### Written problem
Retype each line of the items below without any changes, and leave the pictures out of your answer.

— start Material provided —

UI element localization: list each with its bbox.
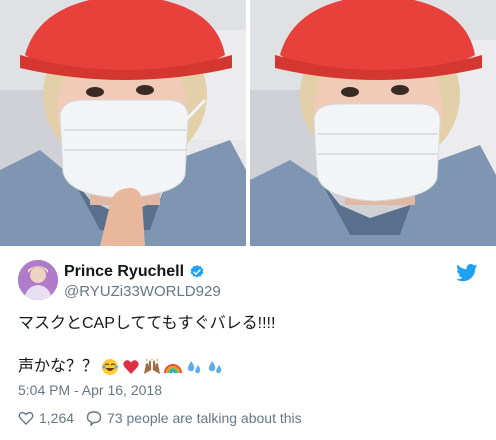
tweet-author: Prince Ryuchell @RYUZi33WORLD929	[18, 260, 478, 302]
photo-selfie-right	[250, 0, 496, 246]
tweet-text-line2-row: 声かな？？	[18, 357, 224, 377]
author-names: Prince Ryuchell @RYUZi33WORLD929	[64, 262, 221, 300]
avatar[interactable]	[18, 260, 58, 300]
avatar-image	[18, 260, 58, 300]
verified-badge-icon	[189, 264, 205, 280]
tweet-timestamp[interactable]: 5:04 PM - Apr 16, 2018	[18, 382, 162, 398]
twitter-bird-icon[interactable]	[456, 264, 478, 282]
rainbow-icon	[164, 358, 183, 376]
face-with-tears-of-joy-icon	[101, 358, 119, 376]
talking-count[interactable]: 73 people are talking about this	[107, 410, 302, 426]
display-name[interactable]: Prince Ryuchell	[64, 263, 184, 281]
user-handle[interactable]: @RYUZi33WORLD929	[64, 283, 221, 300]
photo-selfie-left	[0, 0, 246, 246]
tweet-text-line2: 声かな？？	[18, 358, 99, 375]
tweet-footer: 1,264 73 people are talking about this	[18, 410, 302, 427]
tweet-photo-right[interactable]	[250, 0, 496, 246]
heart-outline-icon[interactable]	[18, 410, 34, 426]
sweat-droplets-icon	[206, 358, 224, 376]
tweet-photos	[0, 0, 496, 246]
speech-bubble-icon[interactable]	[86, 410, 102, 427]
red-heart-icon	[122, 358, 140, 376]
tweet-photo-left[interactable]	[0, 0, 246, 246]
like-count[interactable]: 1,264	[39, 410, 74, 426]
raising-hands-icon	[143, 358, 161, 376]
sweat-droplets-icon	[185, 358, 203, 376]
tweet-text-line1: マスクとCAPしててもすぐバレる!!!!	[18, 315, 276, 332]
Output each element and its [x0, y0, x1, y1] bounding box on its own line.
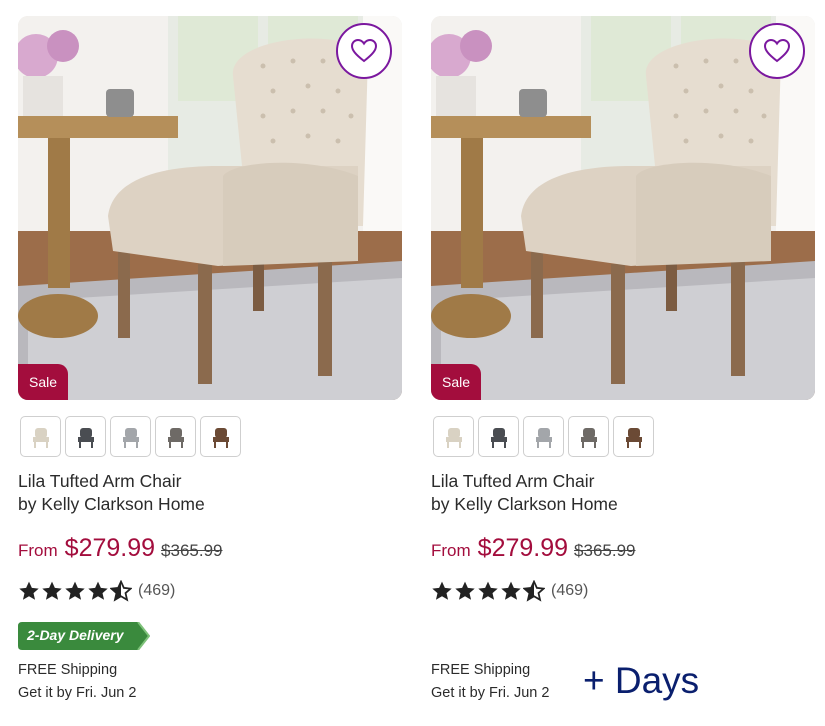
favorite-button[interactable] — [749, 23, 805, 79]
star-rating — [431, 580, 545, 602]
swatch-brown[interactable] — [200, 416, 241, 457]
star-icon — [431, 580, 453, 602]
shipping-info: FREE Shipping — [18, 662, 118, 678]
review-count: (469) — [138, 582, 176, 599]
product-title[interactable]: Lila Tufted Arm Chair by Kelly Clarkson … — [18, 470, 205, 516]
swatch-light-gray[interactable] — [523, 416, 564, 457]
swatch-dark-gray[interactable] — [155, 416, 196, 457]
swatch-light-gray[interactable] — [110, 416, 151, 457]
product-name: Lila Tufted Arm Chair — [18, 471, 182, 491]
original-price: $365.99 — [161, 541, 223, 560]
heart-icon — [764, 39, 790, 63]
shipping-info: FREE Shipping — [431, 662, 531, 678]
color-swatches — [20, 416, 241, 457]
swatch-charcoal[interactable] — [65, 416, 106, 457]
price-row: From $279.99 $365.99 — [431, 534, 636, 563]
product-card[interactable]: Sale Lila Tufted Arm Chair by Kelly Clar… — [431, 16, 816, 716]
rating[interactable]: (469) — [431, 580, 588, 602]
star-half-icon — [523, 580, 545, 602]
star-icon — [500, 580, 522, 602]
price-prefix: From — [18, 541, 58, 560]
product-brand: by Kelly Clarkson Home — [18, 494, 205, 514]
color-swatches — [433, 416, 654, 457]
star-half-icon — [110, 580, 132, 602]
product-image[interactable]: Sale — [431, 16, 815, 400]
sale-price: $279.99 — [477, 534, 569, 562]
swatch-brown[interactable] — [613, 416, 654, 457]
delivery-badge: 2-Day Delivery — [18, 621, 151, 651]
product-image[interactable]: Sale — [18, 16, 402, 400]
product-name: Lila Tufted Arm Chair — [431, 471, 595, 491]
star-icon — [477, 580, 499, 602]
swatch-cream[interactable] — [433, 416, 474, 457]
delivery-date: Get it by Fri. Jun 2 — [18, 685, 137, 701]
swatch-cream[interactable] — [20, 416, 61, 457]
product-card[interactable]: Sale Lila Tufted Arm Chair by Kelly Clar… — [18, 16, 403, 716]
original-price: $365.99 — [574, 541, 636, 560]
rating[interactable]: (469) — [18, 580, 175, 602]
delivery-badge-label: 2-Day Delivery — [27, 627, 124, 643]
star-icon — [64, 580, 86, 602]
price-row: From $279.99 $365.99 — [18, 534, 223, 563]
days-overlay-text: + Days — [583, 660, 700, 701]
sale-badge: Sale — [431, 364, 481, 400]
swatch-charcoal[interactable] — [478, 416, 519, 457]
star-rating — [18, 580, 132, 602]
favorite-button[interactable] — [336, 23, 392, 79]
star-icon — [41, 580, 63, 602]
star-icon — [87, 580, 109, 602]
star-icon — [18, 580, 40, 602]
swatch-dark-gray[interactable] — [568, 416, 609, 457]
star-icon — [454, 580, 476, 602]
product-title[interactable]: Lila Tufted Arm Chair by Kelly Clarkson … — [431, 470, 618, 516]
price-prefix: From — [431, 541, 471, 560]
heart-icon — [351, 39, 377, 63]
sale-badge: Sale — [18, 364, 68, 400]
sale-price: $279.99 — [64, 534, 156, 562]
product-brand: by Kelly Clarkson Home — [431, 494, 618, 514]
delivery-date: Get it by Fri. Jun 2 — [431, 685, 550, 701]
review-count: (469) — [551, 582, 589, 599]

— end Material provided —

### Task result
UI element localization: list each with its bbox.
tweet-author: Prince Ryuchell @RYUZi33WORLD929	[18, 260, 478, 302]
photo-selfie-right	[250, 0, 496, 246]
tweet-text-line2-row: 声かな？？	[18, 357, 224, 377]
author-names: Prince Ryuchell @RYUZi33WORLD929	[64, 262, 221, 300]
avatar[interactable]	[18, 260, 58, 300]
avatar-image	[18, 260, 58, 300]
verified-badge-icon	[189, 264, 205, 280]
tweet-timestamp[interactable]: 5:04 PM - Apr 16, 2018	[18, 382, 162, 398]
twitter-bird-icon[interactable]	[456, 264, 478, 282]
rainbow-icon	[164, 358, 183, 376]
face-with-tears-of-joy-icon	[101, 358, 119, 376]
talking-count[interactable]: 73 people are talking about this	[107, 410, 302, 426]
display-name[interactable]: Prince Ryuchell	[64, 263, 184, 281]
user-handle[interactable]: @RYUZi33WORLD929	[64, 283, 221, 300]
photo-selfie-left	[0, 0, 246, 246]
tweet-text-line2: 声かな？？	[18, 358, 99, 375]
tweet-footer: 1,264 73 people are talking about this	[18, 410, 302, 427]
tweet-photo-right[interactable]	[250, 0, 496, 246]
heart-outline-icon[interactable]	[18, 410, 34, 426]
sweat-droplets-icon	[206, 358, 224, 376]
tweet-photos	[0, 0, 496, 246]
speech-bubble-icon[interactable]	[86, 410, 102, 427]
red-heart-icon	[122, 358, 140, 376]
tweet-photo-left[interactable]	[0, 0, 246, 246]
like-count[interactable]: 1,264	[39, 410, 74, 426]
raising-hands-icon	[143, 358, 161, 376]
sweat-droplets-icon	[185, 358, 203, 376]
tweet-text-line1: マスクとCAPしててもすぐバレる!!!!	[18, 315, 276, 332]
Output each element and its [x0, y0, x1, y1] bounding box on its own line.
favorite-button[interactable] — [749, 23, 805, 79]
star-rating — [431, 580, 545, 602]
swatch-brown[interactable] — [200, 416, 241, 457]
star-icon — [431, 580, 453, 602]
shipping-info: FREE Shipping — [18, 662, 118, 678]
review-count: (469) — [138, 582, 176, 599]
product-title[interactable]: Lila Tufted Arm Chair by Kelly Clarkson … — [18, 470, 205, 516]
swatch-light-gray[interactable] — [523, 416, 564, 457]
swatch-dark-gray[interactable] — [155, 416, 196, 457]
swatch-light-gray[interactable] — [110, 416, 151, 457]
product-name: Lila Tufted Arm Chair — [18, 471, 182, 491]
original-price: $365.99 — [161, 541, 223, 560]
heart-icon — [764, 39, 790, 63]
shipping-info: FREE Shipping — [431, 662, 531, 678]
color-swatches — [20, 416, 241, 457]
swatch-charcoal[interactable] — [65, 416, 106, 457]
price-row: From $279.99 $365.99 — [431, 534, 636, 563]
product-card[interactable]: Sale Lila Tufted Arm Chair by Kelly Clar… — [431, 16, 816, 716]
rating[interactable]: (469) — [431, 580, 588, 602]
star-half-icon — [523, 580, 545, 602]
star-icon — [500, 580, 522, 602]
price-prefix: From — [18, 541, 58, 560]
product-brand: by Kelly Clarkson Home — [18, 494, 205, 514]
color-swatches — [433, 416, 654, 457]
star-half-icon — [110, 580, 132, 602]
product-image[interactable]: Sale — [431, 16, 815, 400]
sale-price: $279.99 — [477, 534, 569, 562]
swatch-brown[interactable] — [613, 416, 654, 457]
delivery-badge: 2-Day Delivery — [18, 621, 151, 651]
product-image[interactable]: Sale — [18, 16, 402, 400]
product-name: Lila Tufted Arm Chair — [431, 471, 595, 491]
star-icon — [477, 580, 499, 602]
swatch-cream[interactable] — [433, 416, 474, 457]
delivery-date: Get it by Fri. Jun 2 — [18, 685, 137, 701]
swatch-cream[interactable] — [20, 416, 61, 457]
product-card[interactable]: Sale Lila Tufted Arm Chair by Kelly Clar… — [18, 16, 403, 716]
original-price: $365.99 — [574, 541, 636, 560]
rating[interactable]: (469) — [18, 580, 175, 602]
delivery-badge-label: 2-Day Delivery — [27, 627, 124, 643]
star-icon — [64, 580, 86, 602]
price-row: From $279.99 $365.99 — [18, 534, 223, 563]
days-overlay-text: + Days — [583, 660, 700, 701]
sale-badge: Sale — [431, 364, 481, 400]
swatch-charcoal[interactable] — [478, 416, 519, 457]
star-rating — [18, 580, 132, 602]
favorite-button[interactable] — [336, 23, 392, 79]
star-icon — [41, 580, 63, 602]
star-icon — [87, 580, 109, 602]
star-icon — [18, 580, 40, 602]
swatch-dark-gray[interactable] — [568, 416, 609, 457]
star-icon — [454, 580, 476, 602]
product-title[interactable]: Lila Tufted Arm Chair by Kelly Clarkson … — [431, 470, 618, 516]
price-prefix: From — [431, 541, 471, 560]
heart-icon — [351, 39, 377, 63]
sale-badge: Sale — [18, 364, 68, 400]
sale-price: $279.99 — [64, 534, 156, 562]
product-brand: by Kelly Clarkson Home — [431, 494, 618, 514]
delivery-date: Get it by Fri. Jun 2 — [431, 685, 550, 701]
review-count: (469) — [551, 582, 589, 599]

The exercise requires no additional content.